* START Raw records *

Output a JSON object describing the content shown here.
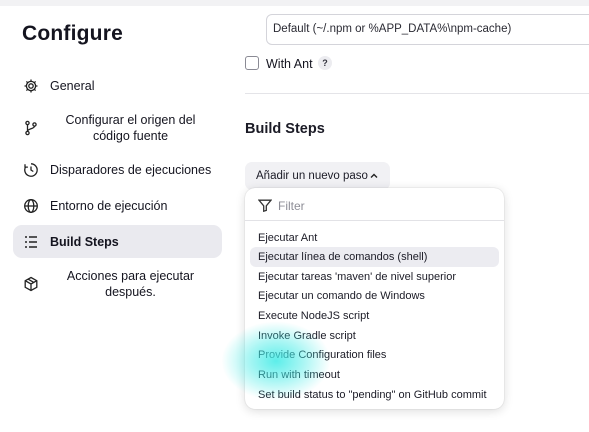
{
  "sidebar": {
    "title": "Configure",
    "items": [
      {
        "label": "General",
        "icon": "gear-icon"
      },
      {
        "label": "Configurar el origen del código fuente",
        "icon": "branch-icon"
      },
      {
        "label": "Disparadores de ejecuciones",
        "icon": "clock-icon"
      },
      {
        "label": "Entorno de ejecución",
        "icon": "globe-icon"
      },
      {
        "label": "Build Steps",
        "icon": "list-icon",
        "active": true
      },
      {
        "label": "Acciones para ejecutar después.",
        "icon": "package-icon"
      }
    ]
  },
  "main": {
    "cache_field_value": "Default (~/.npm or %APP_DATA%\\npm-cache)",
    "with_ant_label": "With Ant",
    "help_label": "?",
    "section_title": "Build Steps",
    "add_step_label": "Añadir un nuevo paso"
  },
  "dropdown": {
    "filter_placeholder": "Filter",
    "items": [
      "Ejecutar Ant",
      "Ejecutar línea de comandos (shell)",
      "Ejecutar tareas 'maven' de nivel superior",
      "Ejecutar un comando de Windows",
      "Execute NodeJS script",
      "Invoke Gradle script",
      "Provide Configuration files",
      "Run with timeout",
      "Set build status to \"pending\" on GitHub commit"
    ],
    "hovered_index": 1
  },
  "colors": {
    "active_nav_bg": "#eaeaef",
    "hover_item_bg": "#ececf1",
    "cursor_highlight": "#40ebe6"
  }
}
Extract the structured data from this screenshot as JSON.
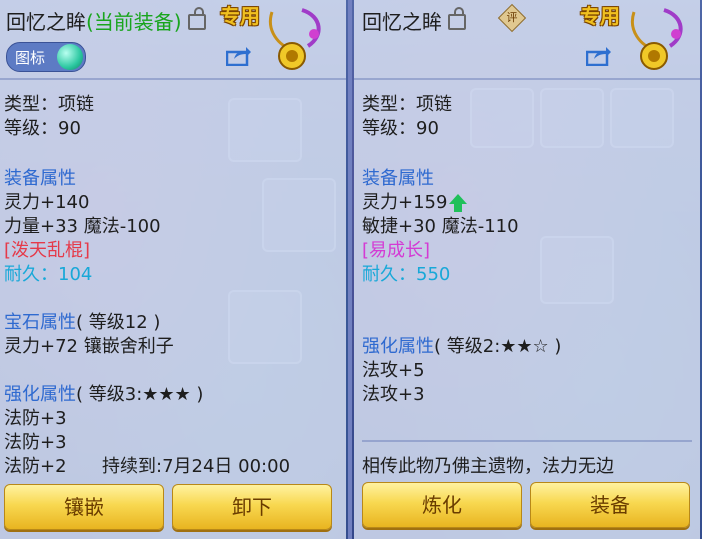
{
  "left_panel": {
    "title": "回忆之眸",
    "title_status": "(当前装备)",
    "tag": "专用",
    "toggle_label": "图标",
    "type_line": "类型：项链",
    "level_line": "等级：90",
    "equip_header": "装备属性",
    "stat1": "灵力+140",
    "stat2": "力量+33 魔法-100",
    "special_name": "[泼天乱棍]",
    "durability": "耐久：104",
    "gem_header": "宝石属性",
    "gem_level": "( 等级12 )",
    "gem_stat": "灵力+72 镶嵌舍利子",
    "enhance_header": "强化属性",
    "enhance_level": "( 等级3:★★★ )",
    "enhance_stats": [
      "法防+3",
      "法防+3",
      "法防+2"
    ],
    "duration": "持续到:7月24日 00:00",
    "buttons": [
      "镶嵌",
      "卸下"
    ]
  },
  "right_panel": {
    "title": "回忆之眸",
    "rating_icon_text": "评",
    "tag": "专用",
    "type_line": "类型：项链",
    "level_line": "等级：90",
    "equip_header": "装备属性",
    "stat1": "灵力+159",
    "stat2": "敏捷+30 魔法-110",
    "special_name": "[易成长]",
    "durability": "耐久：550",
    "enhance_header": "强化属性",
    "enhance_level": "( 等级2:★★☆ )",
    "enhance_stats": [
      "法攻+5",
      "法攻+3"
    ],
    "description": "相传此物乃佛主遗物，法力无边",
    "buttons": [
      "炼化",
      "装备"
    ]
  },
  "colors": {
    "title_status_green": "#19a51d",
    "header_blue": "#2f6ad0",
    "special_red": "#e53a4a",
    "special_pink": "#d43ad4",
    "durability_cyan": "#18a8d8",
    "button_gold": "#f8d850"
  },
  "icons": [
    "lock-icon",
    "share-icon",
    "necklace-icon",
    "rating-icon",
    "stat-up-arrow-icon"
  ]
}
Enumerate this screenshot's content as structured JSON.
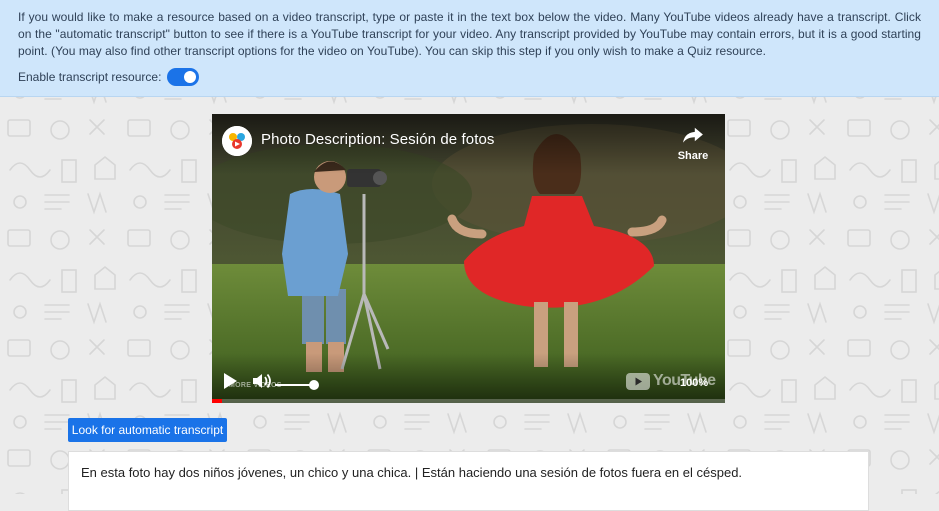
{
  "info_panel": {
    "description": "If you would like to make a resource based on a video transcript, type or paste it in the text box below the video. Many YouTube videos already have a transcript. Click on the \"automatic transcript\" button to see if there is a YouTube transcript for your video. Any transcript provided by YouTube may contain errors, but it is a good starting point. (You may also find other transcript options for the video on YouTube). You can skip this step if you only wish to make a Quiz resource.",
    "toggle_label": "Enable transcript resource:",
    "toggle_on": true
  },
  "video": {
    "title": "Photo Description: Sesión de fotos",
    "share_label": "Share",
    "more_videos_label": "MORE VIDEOS",
    "youtube_label": "YouTube",
    "zoom_label": "100%",
    "progress": 0.02
  },
  "actions": {
    "look_button": "Look for automatic transcript"
  },
  "transcript": {
    "value": "En esta foto hay dos niños jóvenes, un chico y una chica. | Están haciendo una sesión de fotos fuera en el césped."
  },
  "colors": {
    "accent": "#1a73e8",
    "panel_bg": "#cfe6fb",
    "progress_red": "#ff0000"
  },
  "icons": [
    "play-icon",
    "volume-icon",
    "share-icon",
    "youtube-logo-icon",
    "channel-logo-icon"
  ]
}
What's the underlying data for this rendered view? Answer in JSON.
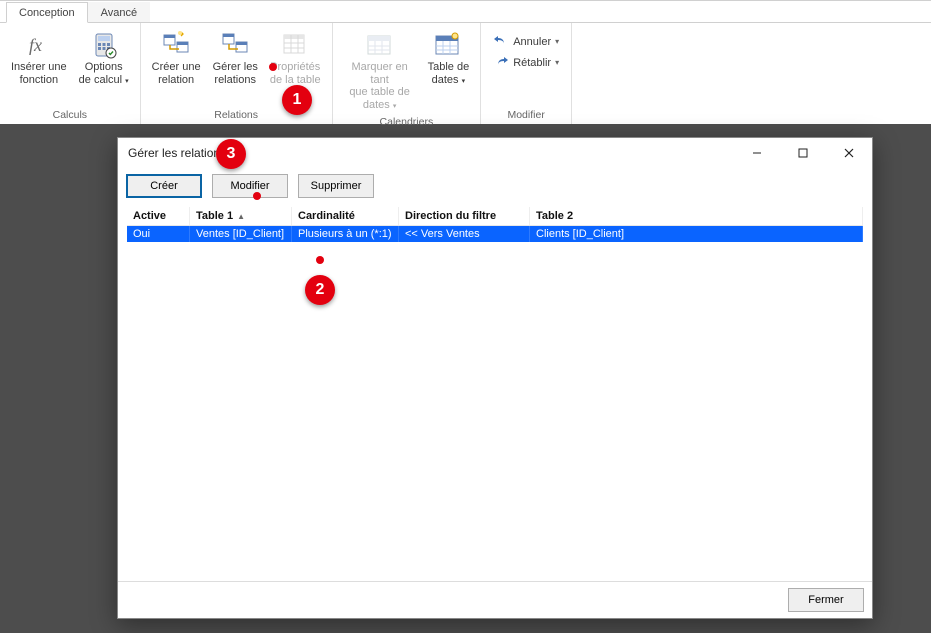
{
  "tabs": {
    "conception": "Conception",
    "avance": "Avancé"
  },
  "ribbon": {
    "groups": {
      "calculs": {
        "label": "Calculs",
        "inserer_fonction": "Insérer une\nfonction",
        "options_calcul": "Options\nde calcul"
      },
      "relations": {
        "label": "Relations",
        "creer_relation": "Créer une\nrelation",
        "gerer_relations": "Gérer les\nrelations",
        "proprietes_table": "Propriétés\nde la table"
      },
      "calendriers": {
        "label": "Calendriers",
        "marquer_tant": "Marquer en tant\nque table de dates",
        "table_dates": "Table de\ndates"
      },
      "modifier": {
        "label": "Modifier",
        "annuler": "Annuler",
        "retablir": "Rétablir"
      }
    }
  },
  "dialog": {
    "title": "Gérer les relations",
    "buttons": {
      "creer": "Créer",
      "modifier": "Modifier",
      "supprimer": "Supprimer",
      "fermer": "Fermer"
    },
    "columns": {
      "active": "Active",
      "table1": "Table 1",
      "cardinalite": "Cardinalité",
      "filtre": "Direction du filtre",
      "table2": "Table 2"
    },
    "row": {
      "active": "Oui",
      "table1": "Ventes [ID_Client]",
      "cardinalite": "Plusieurs à un (*:1)",
      "filtre": "<< Vers Ventes",
      "table2": "Clients [ID_Client]"
    }
  },
  "annotations": {
    "b1": "1",
    "b2": "2",
    "b3": "3"
  }
}
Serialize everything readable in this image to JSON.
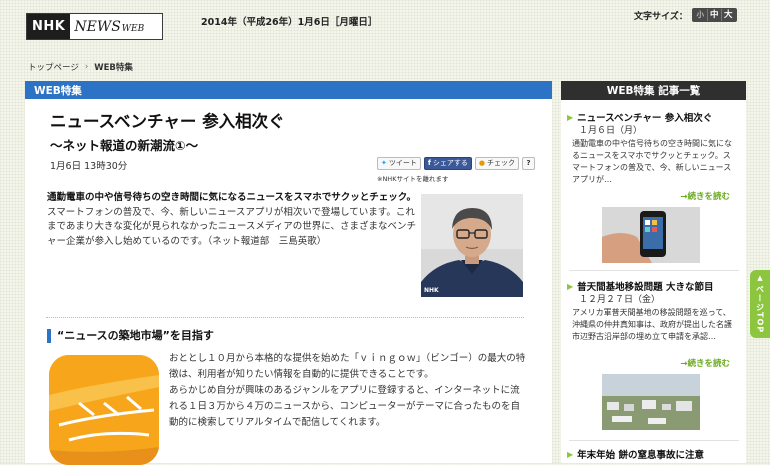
{
  "header": {
    "logo_nhk": "NHK",
    "logo_news": "NEWS",
    "logo_web": "WEB",
    "date": "2014年（平成26年）1月6日［月曜日］",
    "font_size_label": "文字サイズ：",
    "font_sizes": [
      "小",
      "中",
      "大"
    ]
  },
  "breadcrumb": {
    "home": "トップページ",
    "separator": "›",
    "current": "WEB特集"
  },
  "article": {
    "tab_label": "WEB特集",
    "title": "ニュースベンチャー 参入相次ぐ",
    "subtitle": "～ネット報道の新潮流①～",
    "published": "1月6日 13時30分",
    "social": {
      "tweet": "ツイート",
      "share": "シェアする",
      "check": "チェック",
      "help": "?"
    },
    "nhk_site_note": "※NHKサイトを離れます",
    "lead_bold": "通勤電車の中や信号待ちの空き時間に気になるニュースをスマホでサクッとチェック。",
    "lead_text": "スマートフォンの普及で、今、新しいニュースアプリが相次いで登場しています。これまであまり大きな変化が見られなかったニュースメディアの世界に、さまざまなベンチャー企業が参入し始めているのです。（ネット報道部　三島英歌）",
    "photo_credit": "NHK",
    "section_heading": "“ニュースの築地市場”を目指す",
    "section_p1": "おととし１０月から本格的な提供を始めた「ｖｉｎｇｏｗ」（ビンゴー）の最大の特徴は、利用者が知りたい情報を自動的に提供できることです。",
    "section_p2": "あらかじめ自分が興味のあるジャンルをアプリに登録すると、インターネットに流れる１日３万から４万のニュースから、コンピューターがテーマに合ったものを自動的に検索してリアルタイムで配信してくれます。"
  },
  "sidebar": {
    "title": "WEB特集 記事一覧",
    "items": [
      {
        "title": "ニュースベンチャー 参入相次ぐ",
        "date": "１月６日（月）",
        "summary": "通勤電車の中や信号待ちの空き時間に気になるニュースをスマホでサクッとチェック。スマートフォンの普及で、今、新しいニュースアプリが…",
        "more": "→続きを読む"
      },
      {
        "title": "普天間基地移設問題 大きな節目",
        "date": "１２月２７日（金）",
        "summary": "アメリカ軍普天間基地の移設問題を巡って、沖縄県の仲井真知事は、政府が提出した名護市辺野古沿岸部の埋め立て申請を承認…",
        "more": "→続きを読む"
      },
      {
        "title": "年末年始 餅の窒息事故に注意"
      }
    ]
  },
  "page_top": "ページTOP",
  "colors": {
    "accent_blue": "#2d73c5",
    "sidebar_header": "#2f2f2f",
    "more_link_green": "#6aaa1e",
    "page_top_green": "#8cc63f"
  }
}
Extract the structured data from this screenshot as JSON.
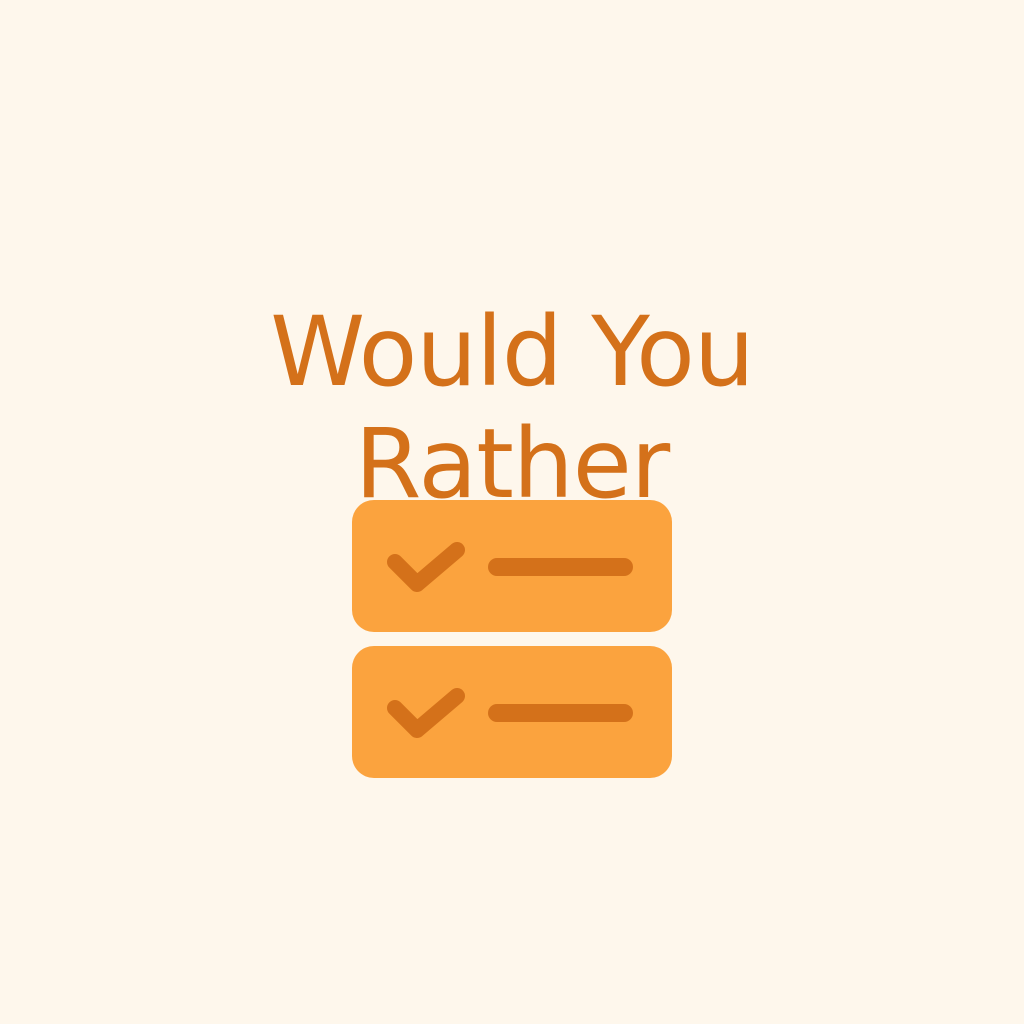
{
  "title": {
    "line1": "Would You",
    "line2": "Rather"
  },
  "logo": {
    "options": [
      {
        "icon": "checkmark-icon"
      },
      {
        "icon": "checkmark-icon"
      }
    ]
  },
  "colors": {
    "background": "#FEF7EC",
    "accent": "#D4711A",
    "card": "#FBA33E"
  }
}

* END Raw records *

Compute how many lines include the string "cardinalite", then give that number by itself.

2